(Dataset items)
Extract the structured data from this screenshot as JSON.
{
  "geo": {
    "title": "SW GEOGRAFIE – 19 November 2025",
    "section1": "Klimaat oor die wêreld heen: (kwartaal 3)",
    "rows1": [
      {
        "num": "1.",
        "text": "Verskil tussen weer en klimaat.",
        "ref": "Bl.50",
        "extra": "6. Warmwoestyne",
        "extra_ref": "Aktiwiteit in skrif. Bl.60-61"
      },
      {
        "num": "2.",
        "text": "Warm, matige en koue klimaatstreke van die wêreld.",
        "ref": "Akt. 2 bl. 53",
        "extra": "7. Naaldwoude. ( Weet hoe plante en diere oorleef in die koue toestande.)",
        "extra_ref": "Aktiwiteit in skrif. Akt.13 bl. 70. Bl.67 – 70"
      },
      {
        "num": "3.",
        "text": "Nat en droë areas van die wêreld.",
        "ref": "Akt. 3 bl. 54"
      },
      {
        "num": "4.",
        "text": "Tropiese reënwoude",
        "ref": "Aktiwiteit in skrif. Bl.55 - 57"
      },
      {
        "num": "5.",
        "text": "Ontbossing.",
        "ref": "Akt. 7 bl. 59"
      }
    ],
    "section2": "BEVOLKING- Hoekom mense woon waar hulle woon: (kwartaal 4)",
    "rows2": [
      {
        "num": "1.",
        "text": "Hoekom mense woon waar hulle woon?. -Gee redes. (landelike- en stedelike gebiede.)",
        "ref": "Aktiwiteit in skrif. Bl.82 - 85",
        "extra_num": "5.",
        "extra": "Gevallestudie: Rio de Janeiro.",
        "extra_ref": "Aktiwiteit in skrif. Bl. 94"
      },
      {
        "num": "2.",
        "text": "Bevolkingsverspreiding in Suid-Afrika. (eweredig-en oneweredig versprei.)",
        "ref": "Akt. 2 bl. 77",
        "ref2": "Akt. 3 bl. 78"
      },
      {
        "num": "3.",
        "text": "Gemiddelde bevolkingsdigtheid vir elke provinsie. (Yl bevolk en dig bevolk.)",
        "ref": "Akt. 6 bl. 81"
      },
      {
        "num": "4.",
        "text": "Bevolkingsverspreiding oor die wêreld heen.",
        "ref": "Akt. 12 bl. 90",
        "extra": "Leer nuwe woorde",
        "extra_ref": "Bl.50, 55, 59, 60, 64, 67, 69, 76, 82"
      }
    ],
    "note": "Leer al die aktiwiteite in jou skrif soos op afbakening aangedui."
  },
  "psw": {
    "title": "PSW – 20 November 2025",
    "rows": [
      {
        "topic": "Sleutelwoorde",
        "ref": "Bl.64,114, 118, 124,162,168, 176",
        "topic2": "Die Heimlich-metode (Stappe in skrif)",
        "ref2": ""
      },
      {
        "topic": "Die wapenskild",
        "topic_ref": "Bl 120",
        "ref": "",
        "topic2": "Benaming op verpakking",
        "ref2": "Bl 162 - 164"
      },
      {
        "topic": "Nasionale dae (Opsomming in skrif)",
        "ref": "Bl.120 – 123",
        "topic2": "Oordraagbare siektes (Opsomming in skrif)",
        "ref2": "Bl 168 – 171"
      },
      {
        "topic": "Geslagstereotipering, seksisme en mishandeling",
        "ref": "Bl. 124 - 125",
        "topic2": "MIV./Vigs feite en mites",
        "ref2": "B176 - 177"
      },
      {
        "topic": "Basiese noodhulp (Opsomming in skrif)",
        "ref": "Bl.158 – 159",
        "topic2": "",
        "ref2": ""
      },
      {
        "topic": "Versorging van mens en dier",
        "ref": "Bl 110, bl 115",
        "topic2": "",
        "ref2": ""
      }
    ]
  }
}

● **WHAT YOU NEED TO DO**: Retype each record exactly, leaving nothing out.

● **FINISHED EXERCISE**:
Extract the structured data from this screenshot as JSON.
{
  "geo": {
    "title": "SW GEOGRAFIE – 19 November 2025",
    "section1": "Klimaat oor die wêreld heen: (kwartaal 3)",
    "rows1": [
      {
        "num": "1.",
        "text": "Verskil tussen weer en klimaat.",
        "ref": "Bl.50",
        "extra": "6. Warmwoestyne",
        "extra_ref": "Aktiwiteit in skrif. Bl.60-61"
      },
      {
        "num": "2.",
        "text": "Warm, matige en koue klimaatstreke van die wêreld.",
        "ref": "Akt. 2 bl. 53",
        "extra": "7. Naaldwoude. ( Weet hoe plante en diere oorleef in die koue toestande.)",
        "extra_ref": "Aktiwiteit in skrif. Akt.13 bl. 70. Bl.67 – 70"
      },
      {
        "num": "3.",
        "text": "Nat en droë areas van die wêreld.",
        "ref": "Akt. 3 bl. 54"
      },
      {
        "num": "4.",
        "text": "Tropiese reënwoude",
        "ref": "Aktiwiteit in skrif. Bl.55 - 57"
      },
      {
        "num": "5.",
        "text": "Ontbossing.",
        "ref": "Akt. 7 bl. 59"
      }
    ],
    "section2": "BEVOLKING- Hoekom mense woon waar hulle woon: (kwartaal 4)",
    "rows2": [
      {
        "num": "1.",
        "text": "Hoekom mense woon waar hulle woon?. -Gee redes. (landelike- en stedelike gebiede.)",
        "ref": "Aktiwiteit in skrif. Bl.82 - 85",
        "extra_num": "5.",
        "extra": "Gevallestudie: Rio de Janeiro.",
        "extra_ref": "Aktiwiteit in skrif. Bl. 94"
      },
      {
        "num": "2.",
        "text": "Bevolkingsverspreiding in Suid-Afrika. (eweredig-en oneweredig versprei.)",
        "ref": "Akt. 2 bl. 77",
        "ref2": "Akt. 3 bl. 78"
      },
      {
        "num": "3.",
        "text": "Gemiddelde bevolkingsdigtheid vir elke provinsie. (Yl bevolk en dig bevolk.)",
        "ref": "Akt. 6 bl. 81"
      },
      {
        "num": "4.",
        "text": "Bevolkingsverspreiding oor die wêreld heen.",
        "ref": "Akt. 12 bl. 90",
        "extra": "Leer nuwe woorde",
        "extra_ref": "Bl.50, 55, 59, 60, 64, 67, 69, 76, 82"
      }
    ],
    "note": "Leer al die aktiwiteite in jou skrif soos op afbakening aangedui."
  },
  "psw": {
    "title": "PSW – 20 November 2025",
    "rows": [
      {
        "topic": "Sleutelwoorde",
        "ref": "Bl.64,114, 118, 124,162,168, 176",
        "topic2": "Die Heimlich-metode (Stappe in skrif)",
        "ref2": ""
      },
      {
        "topic": "Die wapenskild",
        "topic_ref": "Bl 120",
        "ref": "",
        "topic2": "Benaming op verpakking",
        "ref2": "Bl 162 - 164"
      },
      {
        "topic": "Nasionale dae (Opsomming in skrif)",
        "ref": "Bl.120 – 123",
        "topic2": "Oordraagbare siektes (Opsomming in skrif)",
        "ref2": "Bl 168 – 171"
      },
      {
        "topic": "Geslagstereotipering, seksisme en mishandeling",
        "ref": "Bl. 124 - 125",
        "topic2": "MIV./Vigs feite en mites",
        "ref2": "B176 - 177"
      },
      {
        "topic": "Basiese noodhulp (Opsomming in skrif)",
        "ref": "Bl.158 – 159",
        "topic2": "",
        "ref2": ""
      },
      {
        "topic": "Versorging van mens en dier",
        "ref": "Bl 110, bl 115",
        "topic2": "",
        "ref2": ""
      }
    ]
  }
}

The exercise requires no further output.